Exercise directions
Filter the data for lines with the word "Band", then copy every line so identified.

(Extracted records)
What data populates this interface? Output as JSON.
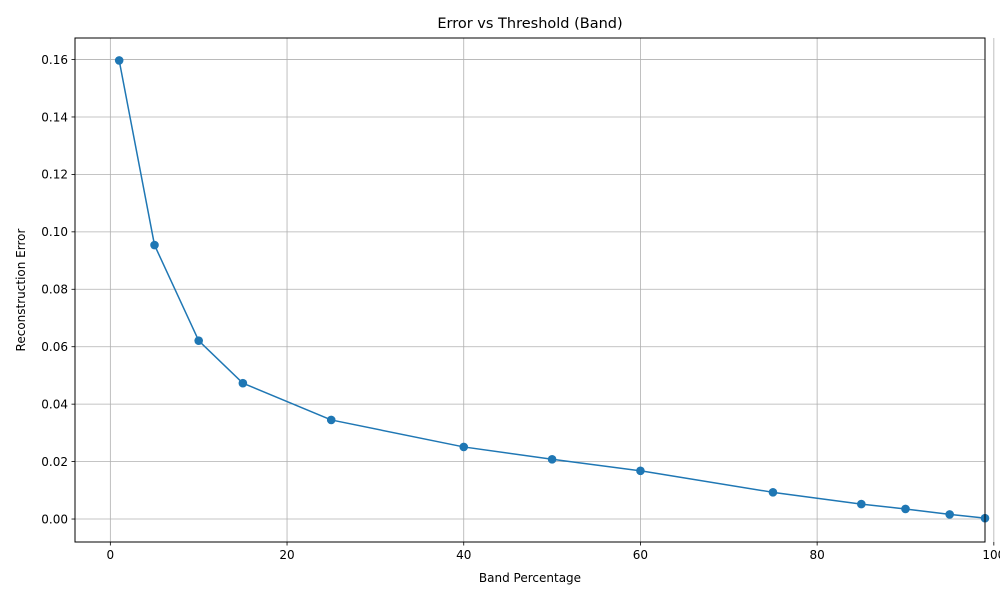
{
  "chart_data": {
    "type": "line",
    "title": "Error vs Threshold (Band)",
    "xlabel": "Band Percentage",
    "ylabel": "Reconstruction Error",
    "xlim": [
      -4,
      99
    ],
    "ylim": [
      -0.008,
      0.1675
    ],
    "xticks": [
      0,
      20,
      40,
      60,
      80,
      100
    ],
    "yticks": [
      0.0,
      0.02,
      0.04,
      0.06,
      0.08,
      0.1,
      0.12,
      0.14,
      0.16
    ],
    "xtick_labels": [
      "0",
      "20",
      "40",
      "60",
      "80",
      "100"
    ],
    "ytick_labels": [
      "0.00",
      "0.02",
      "0.04",
      "0.06",
      "0.08",
      "0.10",
      "0.12",
      "0.14",
      "0.16"
    ],
    "grid": true,
    "series": [
      {
        "color": "#1f77b4",
        "marker": "circle",
        "x": [
          1,
          5,
          10,
          15,
          25,
          40,
          50,
          60,
          75,
          85,
          90,
          95,
          99
        ],
        "y": [
          0.1597,
          0.0954,
          0.0621,
          0.0473,
          0.0345,
          0.0251,
          0.0208,
          0.0168,
          0.0093,
          0.0052,
          0.0035,
          0.0016,
          0.0003
        ]
      }
    ]
  }
}
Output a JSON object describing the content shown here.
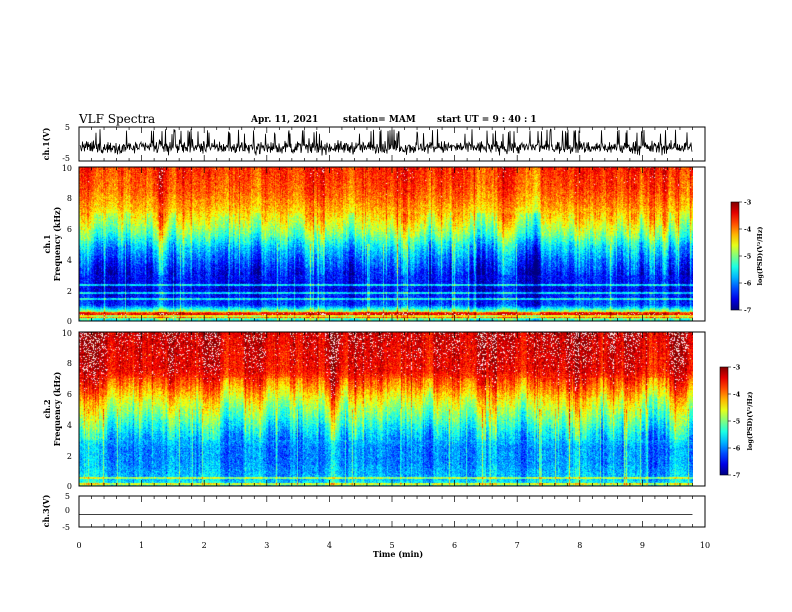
{
  "chart_data": {
    "type": "heatmap",
    "title": "VLF Spectra",
    "date": "Apr. 11, 2021",
    "station": "station= MAM",
    "start_ut": "start  UT =   9 : 40 : 1",
    "xlabel": "Time (min)",
    "xlim": [
      0,
      10
    ],
    "x_ticks": [
      "0",
      "1",
      "2",
      "3",
      "4",
      "5",
      "6",
      "7",
      "8",
      "9",
      "10"
    ],
    "data_end_min": 9.8,
    "panels": [
      {
        "name": "ch1-waveform",
        "type": "line",
        "ylabel": "ch.1(V)",
        "ylim": [
          -5,
          5
        ],
        "y_ticks": [
          "5",
          "-5"
        ],
        "signal": "noise",
        "mean_v": -1.0,
        "amplitude_v": 3.2
      },
      {
        "name": "ch1-spectrogram",
        "type": "heatmap",
        "ylabel": "ch.1\nFrequency (kHz)",
        "ylim": [
          0,
          10
        ],
        "y_ticks": [
          "0",
          "2",
          "4",
          "6",
          "8",
          "10"
        ],
        "colorbar": {
          "label": "log(PSD)(V²/Hz)",
          "range": [
            -7,
            -3
          ],
          "ticks": [
            "-3",
            "-4",
            "-5",
            "-6",
            "-7"
          ]
        },
        "profile_log_psd": [
          {
            "khz": 0.0,
            "v": -5.4
          },
          {
            "khz": 0.4,
            "v": -4.2
          },
          {
            "khz": 1.0,
            "v": -6.2
          },
          {
            "khz": 2.0,
            "v": -6.5
          },
          {
            "khz": 3.0,
            "v": -6.4
          },
          {
            "khz": 4.0,
            "v": -6.0
          },
          {
            "khz": 4.8,
            "v": -5.6
          },
          {
            "khz": 5.6,
            "v": -5.0
          },
          {
            "khz": 6.5,
            "v": -4.5
          },
          {
            "khz": 7.5,
            "v": -4.1
          },
          {
            "khz": 8.5,
            "v": -3.8
          },
          {
            "khz": 10.0,
            "v": -3.6
          }
        ],
        "lines_khz": [
          0.2,
          0.45,
          0.5,
          1.4,
          1.8,
          2.3
        ]
      },
      {
        "name": "ch2-spectrogram",
        "type": "heatmap",
        "ylabel": "ch.2\nFrequency (kHz)",
        "ylim": [
          0,
          10
        ],
        "y_ticks": [
          "0",
          "2",
          "4",
          "6",
          "8",
          "10"
        ],
        "colorbar": {
          "label": "log(PSD)(V²/Hz)",
          "range": [
            -7,
            -3
          ],
          "ticks": [
            "-3",
            "-4",
            "-5",
            "-6",
            "-7"
          ]
        },
        "profile_log_psd": [
          {
            "khz": 0.0,
            "v": -5.4
          },
          {
            "khz": 0.5,
            "v": -5.7
          },
          {
            "khz": 1.5,
            "v": -5.9
          },
          {
            "khz": 2.5,
            "v": -5.9
          },
          {
            "khz": 3.5,
            "v": -5.5
          },
          {
            "khz": 4.5,
            "v": -5.0
          },
          {
            "khz": 5.5,
            "v": -4.5
          },
          {
            "khz": 6.5,
            "v": -3.9
          },
          {
            "khz": 7.5,
            "v": -3.4
          },
          {
            "khz": 10.0,
            "v": -3.2
          }
        ],
        "lines_khz": [
          0.1,
          0.5
        ]
      },
      {
        "name": "ch3-waveform",
        "type": "line",
        "ylabel": "ch.3(V)",
        "ylim": [
          -5,
          5
        ],
        "y_ticks": [
          "5",
          "0",
          "-5"
        ],
        "signal": "flat",
        "mean_v": -1.0,
        "amplitude_v": 0
      }
    ]
  }
}
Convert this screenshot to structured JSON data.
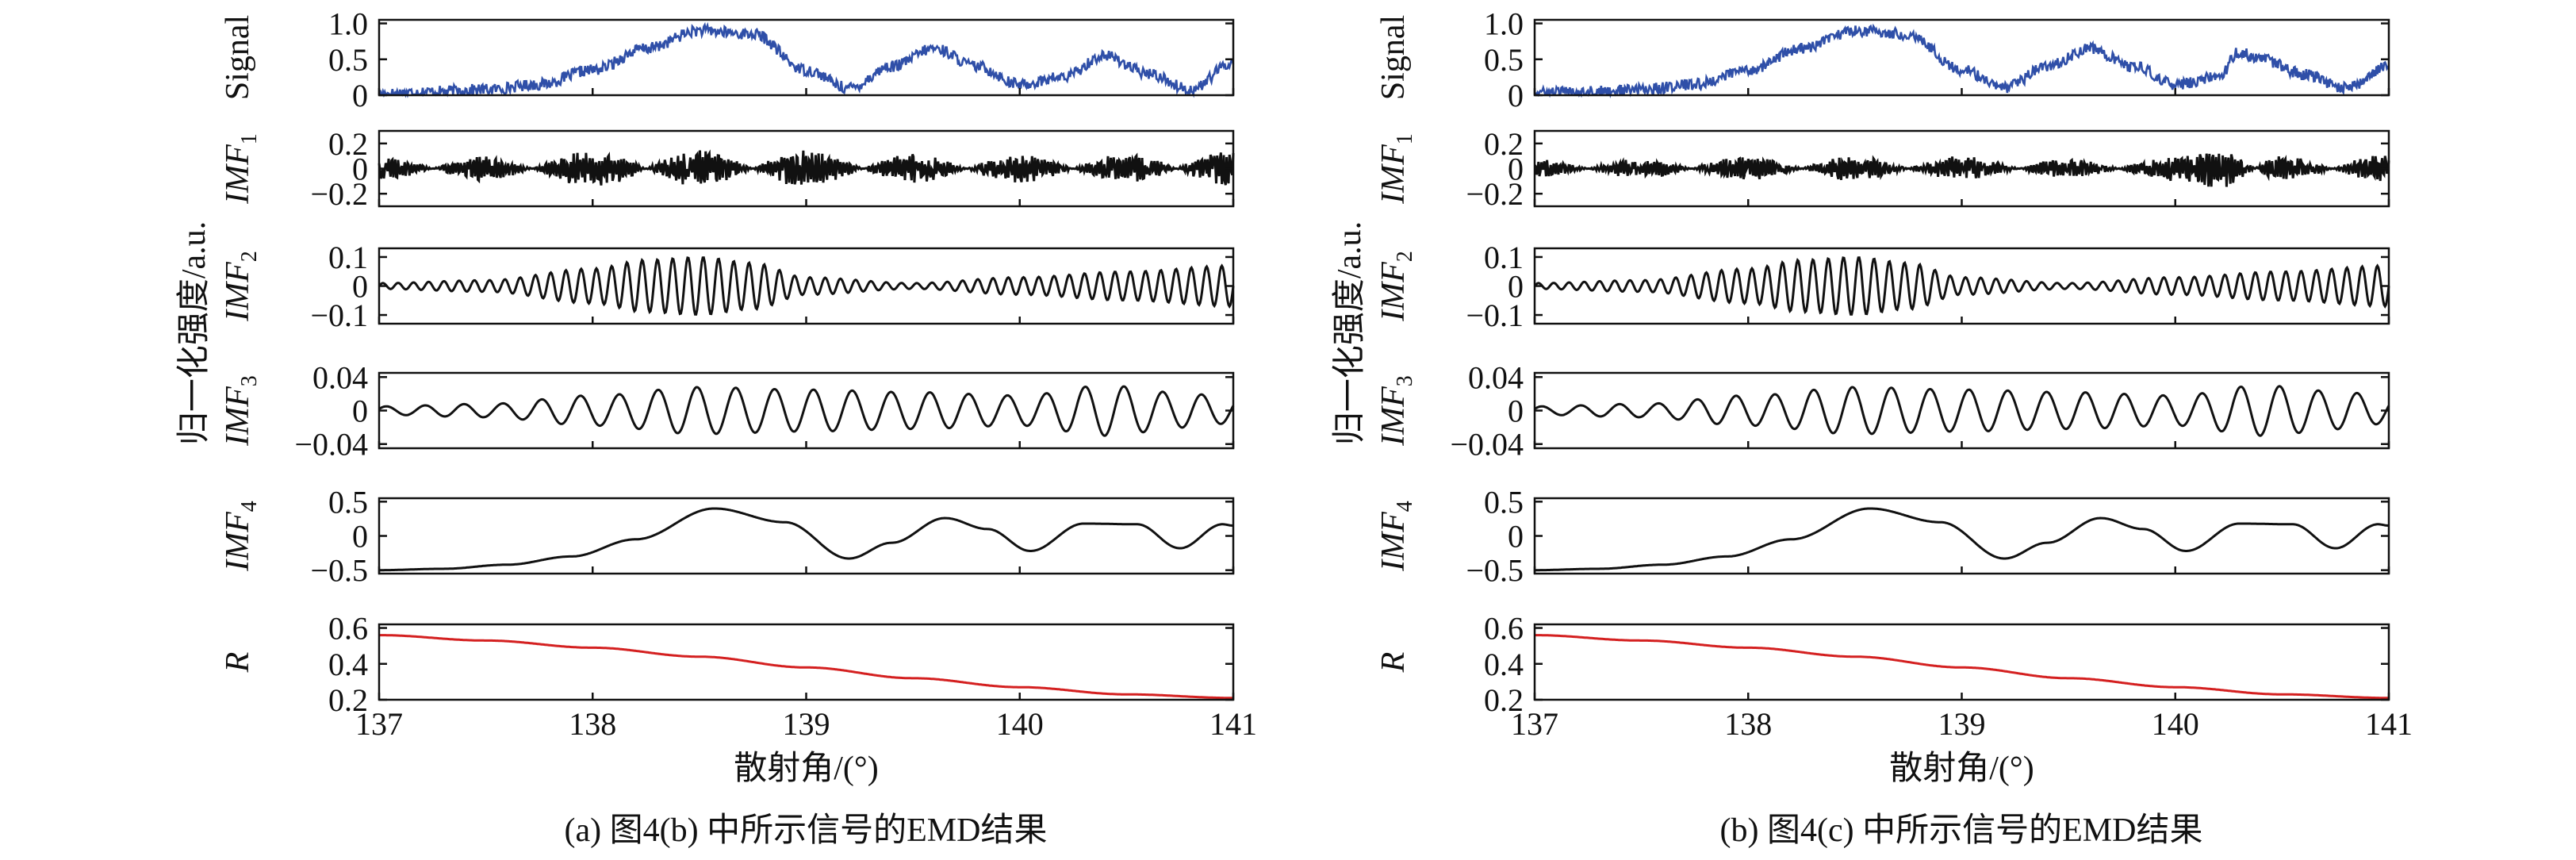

Written response
    "title": "Error vs Threshold (Band)",
    "xlabel": "Band Percentage",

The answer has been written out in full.